> _Requirement_: Copy out only the lines running from the one that contains "Enumerate this chart's" through the end of the listing. Pictures stay out.

-=-=-=-=-

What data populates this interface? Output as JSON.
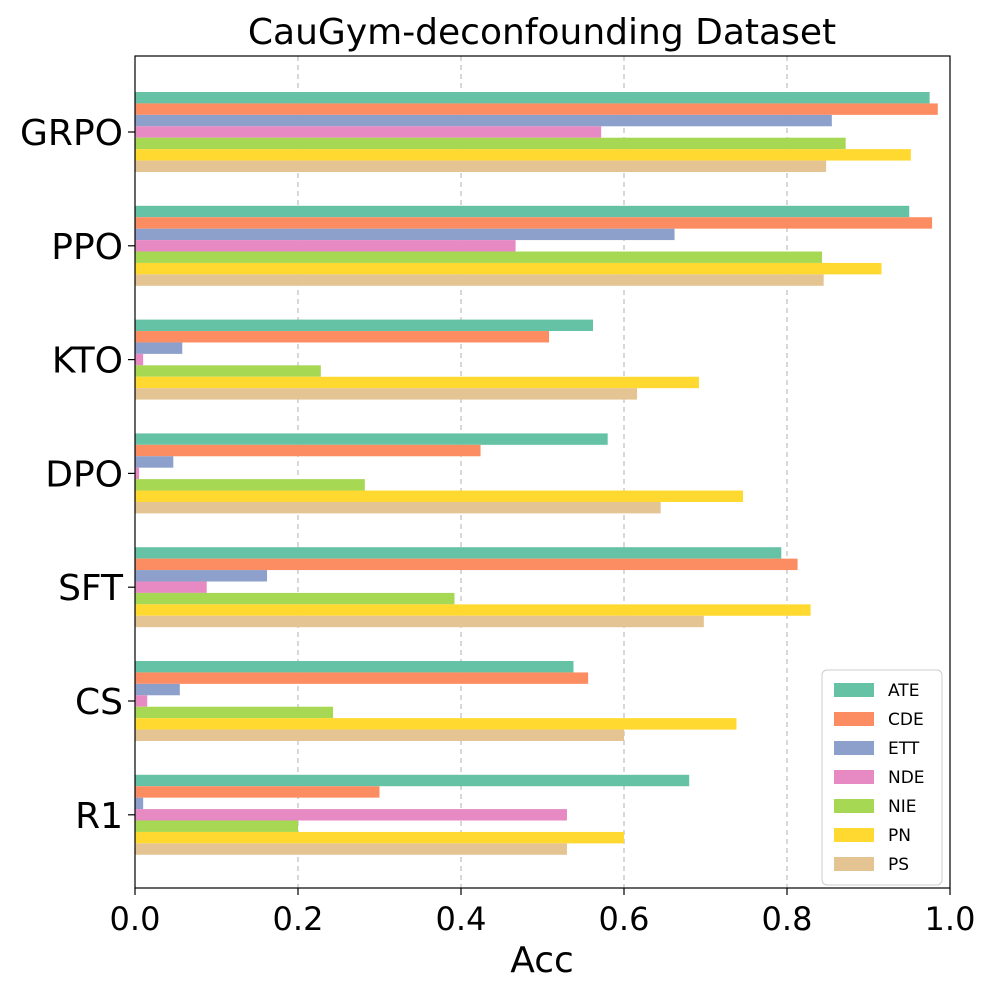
{
  "chart_data": {
    "type": "bar",
    "orientation": "horizontal",
    "title": "CauGym-deconfounding Dataset",
    "xlabel": "Acc",
    "ylabel": "",
    "xlim": [
      0.0,
      1.0
    ],
    "xticks": [
      "0.0",
      "0.2",
      "0.4",
      "0.6",
      "0.8",
      "1.0"
    ],
    "grid": "x-dashed",
    "legend_position": "bottom-right",
    "categories": [
      "GRPO",
      "PPO",
      "KTO",
      "DPO",
      "SFT",
      "CS",
      "R1"
    ],
    "series": [
      {
        "name": "ATE",
        "color": "#66c2a5",
        "values": [
          0.975,
          0.95,
          0.562,
          0.58,
          0.793,
          0.538,
          0.68
        ]
      },
      {
        "name": "CDE",
        "color": "#fc8d62",
        "values": [
          0.985,
          0.978,
          0.508,
          0.424,
          0.813,
          0.556,
          0.3
        ]
      },
      {
        "name": "ETT",
        "color": "#8da0cb",
        "values": [
          0.855,
          0.662,
          0.058,
          0.047,
          0.162,
          0.055,
          0.01
        ]
      },
      {
        "name": "NDE",
        "color": "#e78ac3",
        "values": [
          0.572,
          0.467,
          0.01,
          0.005,
          0.088,
          0.015,
          0.53
        ]
      },
      {
        "name": "NIE",
        "color": "#a6d854",
        "values": [
          0.872,
          0.843,
          0.228,
          0.282,
          0.392,
          0.243,
          0.2
        ]
      },
      {
        "name": "PN",
        "color": "#ffd92f",
        "values": [
          0.952,
          0.916,
          0.692,
          0.746,
          0.829,
          0.738,
          0.6
        ]
      },
      {
        "name": "PS",
        "color": "#e5c494",
        "values": [
          0.848,
          0.845,
          0.616,
          0.645,
          0.698,
          0.6,
          0.53
        ]
      }
    ]
  }
}
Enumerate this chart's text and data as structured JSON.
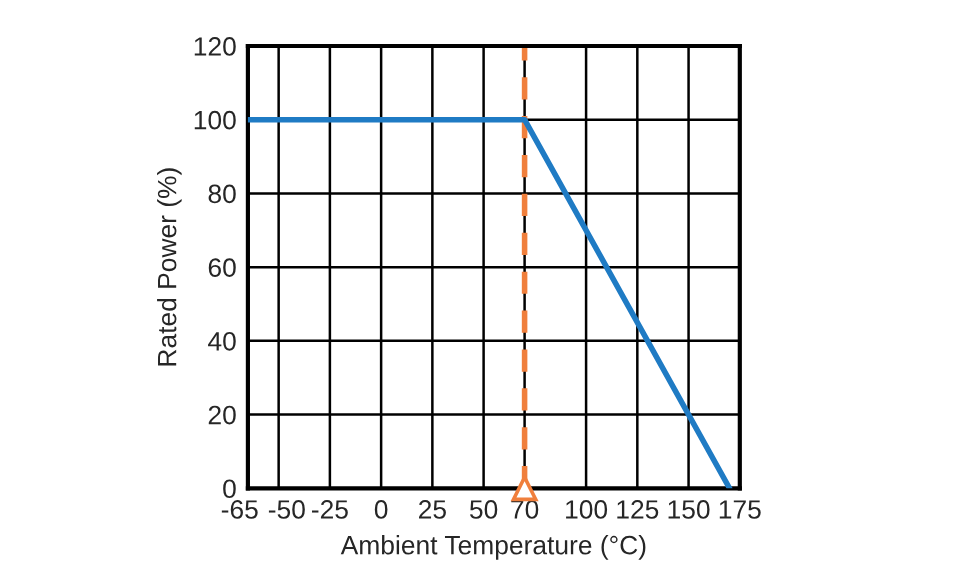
{
  "chart_data": {
    "type": "line",
    "xlabel": "Ambient Temperature (°C)",
    "ylabel": "Rated Power (%)",
    "x": [
      -65,
      70,
      150,
      170
    ],
    "series": [
      {
        "color": "#1f7bc4",
        "values": [
          100,
          100,
          20,
          0
        ]
      }
    ],
    "xlim": [
      -65,
      175
    ],
    "xticks": [
      -65,
      -50,
      -25,
      0,
      25,
      50,
      70,
      100,
      125,
      150,
      175
    ],
    "ylim": [
      0,
      120
    ],
    "yticks": [
      0,
      20,
      40,
      60,
      80,
      100,
      120
    ],
    "grid": true,
    "marker": "none",
    "line_style": "solid",
    "ref_lines": [
      {
        "axis": "x",
        "value": 70,
        "label": null,
        "color": "#f07f3c",
        "line_style": "dashed"
      }
    ]
  }
}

-=-=-=-=-

> _Answer to this task_:
Enumerate this chart's text and data as structured JSON.
{
  "chart_data": {
    "type": "line",
    "xlabel": "Ambient Temperature (°C)",
    "ylabel": "Rated Power (%)",
    "x": [
      -65,
      70,
      150,
      170
    ],
    "series": [
      {
        "color": "#1f7bc4",
        "values": [
          100,
          100,
          20,
          0
        ]
      }
    ],
    "xlim": [
      -65,
      175
    ],
    "xticks": [
      -65,
      -50,
      -25,
      0,
      25,
      50,
      70,
      100,
      125,
      150,
      175
    ],
    "ylim": [
      0,
      120
    ],
    "yticks": [
      0,
      20,
      40,
      60,
      80,
      100,
      120
    ],
    "grid": true,
    "marker": "none",
    "line_style": "solid",
    "ref_lines": [
      {
        "axis": "x",
        "value": 70,
        "label": null,
        "color": "#f07f3c",
        "line_style": "dashed"
      }
    ]
  }
}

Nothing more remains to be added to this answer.